◆ **EXERCISE PASSAGE**:
<<<<
Digital inline holographic microscopy (DIHM) allows fast three-dimensional imaging of microscopic samples, such as swimming microorganisms1,2 and soft matter systems3,4, with minimal modification to a standard microscope setup. In this paper a pedagogical demonstration of DIHM is provided, centered around software developed in our lab. This paper includes a description of how to set up the microscope, optimize data acquisition, and process the recorded images to reconstruct three-dimensional data. The software (based in part on software developed by D.G. Grier and others5) and example images are freely available on our website. A description is provided of the steps necessary to configure the microscope, reconstruct three-dimensional volumes from holograms and render the resulting volumes of interest using a free ray tracing software package. The paper concludes with a discussion of factors affecting the quality of reconstruction, and a comparison of DIHM with competing methods.
Although DIHM was described some time ago (for a general review of its principles and development, see Kim6), the required computing power and image processing expertise has hitherto largely restricted its use to specialist research groups with a focus on instrument development. This situation is changing in the light of recent advances in computing and camera technology. Modern desktop computers can easily cope with the processing and data storage requirements; CCD or CMOS cameras are present in most microscopy labs; and the requisite software is being made freely available on the internet by groups who have invested time in developing the technique.
>>>>
◆ **PROVIDED DATA**:
<<<<
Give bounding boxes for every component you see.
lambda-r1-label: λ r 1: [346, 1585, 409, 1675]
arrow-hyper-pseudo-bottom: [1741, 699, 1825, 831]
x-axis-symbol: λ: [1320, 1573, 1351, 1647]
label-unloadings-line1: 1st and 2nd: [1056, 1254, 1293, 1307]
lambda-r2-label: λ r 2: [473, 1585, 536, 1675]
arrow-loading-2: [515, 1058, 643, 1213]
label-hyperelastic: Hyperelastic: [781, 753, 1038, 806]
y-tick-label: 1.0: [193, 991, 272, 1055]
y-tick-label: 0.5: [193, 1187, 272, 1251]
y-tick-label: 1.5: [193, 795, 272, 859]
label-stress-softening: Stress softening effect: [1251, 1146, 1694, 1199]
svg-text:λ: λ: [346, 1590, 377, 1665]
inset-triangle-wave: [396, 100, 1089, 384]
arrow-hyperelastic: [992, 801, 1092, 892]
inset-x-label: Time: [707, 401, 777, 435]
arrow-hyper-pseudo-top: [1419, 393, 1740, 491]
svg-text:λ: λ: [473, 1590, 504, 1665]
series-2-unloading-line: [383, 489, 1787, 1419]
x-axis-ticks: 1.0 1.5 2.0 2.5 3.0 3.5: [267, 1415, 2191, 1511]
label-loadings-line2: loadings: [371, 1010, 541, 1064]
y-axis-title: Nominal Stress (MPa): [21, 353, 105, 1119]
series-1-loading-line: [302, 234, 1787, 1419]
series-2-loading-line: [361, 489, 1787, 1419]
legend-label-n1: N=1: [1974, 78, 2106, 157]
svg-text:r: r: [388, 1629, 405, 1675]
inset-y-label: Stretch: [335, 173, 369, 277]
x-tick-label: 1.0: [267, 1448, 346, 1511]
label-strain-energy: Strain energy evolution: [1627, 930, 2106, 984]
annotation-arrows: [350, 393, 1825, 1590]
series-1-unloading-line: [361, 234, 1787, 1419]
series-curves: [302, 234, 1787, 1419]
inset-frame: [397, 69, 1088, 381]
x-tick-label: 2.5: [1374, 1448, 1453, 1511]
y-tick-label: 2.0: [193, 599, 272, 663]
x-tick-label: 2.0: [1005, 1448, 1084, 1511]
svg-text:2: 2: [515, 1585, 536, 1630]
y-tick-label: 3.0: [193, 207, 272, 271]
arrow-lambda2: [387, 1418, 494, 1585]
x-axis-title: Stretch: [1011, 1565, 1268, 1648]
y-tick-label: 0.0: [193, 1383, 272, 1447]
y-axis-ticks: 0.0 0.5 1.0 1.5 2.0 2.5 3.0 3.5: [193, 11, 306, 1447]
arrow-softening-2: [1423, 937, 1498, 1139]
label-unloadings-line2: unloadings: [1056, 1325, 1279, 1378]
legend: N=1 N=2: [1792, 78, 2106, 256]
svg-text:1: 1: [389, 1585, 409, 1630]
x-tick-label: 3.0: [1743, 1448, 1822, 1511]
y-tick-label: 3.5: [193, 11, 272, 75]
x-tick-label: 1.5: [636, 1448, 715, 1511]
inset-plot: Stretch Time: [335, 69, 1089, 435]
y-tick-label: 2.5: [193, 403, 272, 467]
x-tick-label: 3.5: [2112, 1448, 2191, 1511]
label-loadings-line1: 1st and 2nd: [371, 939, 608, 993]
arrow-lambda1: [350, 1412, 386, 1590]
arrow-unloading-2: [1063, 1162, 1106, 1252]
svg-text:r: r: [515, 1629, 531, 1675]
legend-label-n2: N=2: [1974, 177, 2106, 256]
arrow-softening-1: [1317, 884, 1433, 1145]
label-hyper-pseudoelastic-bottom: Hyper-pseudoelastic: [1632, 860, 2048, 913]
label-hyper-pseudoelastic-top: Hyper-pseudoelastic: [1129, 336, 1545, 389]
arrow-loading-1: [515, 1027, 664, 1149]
>>>>
◆ **ACTIVITY 1**:
In the passage on digital inline holographic microscopy, what kind of free software package is used to render the reconstructed volumes of interest?
◆ **ACTIVITY 2**:
Drawing on the passage on digital inline holographic microscopy, explain why the technique is no longer limited to specialist research groups.
◆ **ACTIVITY 3**:
Continue the passage on digital inline holographic microscopy from the point where it stops, in the same formal register.

◆ **EXERCISE RESULT 1**:
A free ray tracing software package.

◆ **EXERCISE RESULT 2**:
Recent advances in computing and camera technology have removed the earlier barriers of computing power and image processing expertise. Modern desktop computers can handle the processing and data storage, CCD or CMOS cameras are already present in most microscopy labs, and groups that developed the technique are making the software freely available on the internet.

◆ **EXERCISE RESULT 3**:
Various schemes have been proposed for imaging the configuration of microscopic objects in a three-dimensional sample volume. Many of these are scanning techniques7,8, in which a stack of images is recorded by mechanically translating the image plane through the sample. Scanning confocal fluorescence microscopy is perhaps the most familiar example. Typically, a fluorescent dye is added to a phase object in order to achieve an acceptable level of sample contrast, and the confocal arrangement used to spatially localize fluorescent emission. This method has led to significant advances, for example in colloid science where it has allowed access to the three-dimensional dynamics of crowded systems9-11. The use of labeling is an important difference between fluorescence confocal microscopy and DIHM, but other features of the two techniques are worth comparing. DIHM has a significant speed advantage in that the apparatus has no moving parts. The mechanical scanning mirrors in confocal systems place an upper limit on the data acquisition rate – typically around 30 frames/sec for a 512 x 512 pixel image. A stack of such images from different focal planes can be obtained by physically translating the sample stage or objective lens between frames, leading to a final capture rate of around one volume per second for a 30 frame stack. In comparison, a holographic system based on a modern CMOS camera can capture 2,000 frames/sec at the same image size and resolution; each frame is processed `offline’ to give an independent snapshot of the sample volume. To reiterate: fluorescent samples are not required for DIHM, although a system has been developed that performs holographic reconstruction of a fluorescent subject12. As well as three-dimensional volume information, DIHM can also be used to provide quantitative phase contrast images13, but that is beyond the scope of the discussion here.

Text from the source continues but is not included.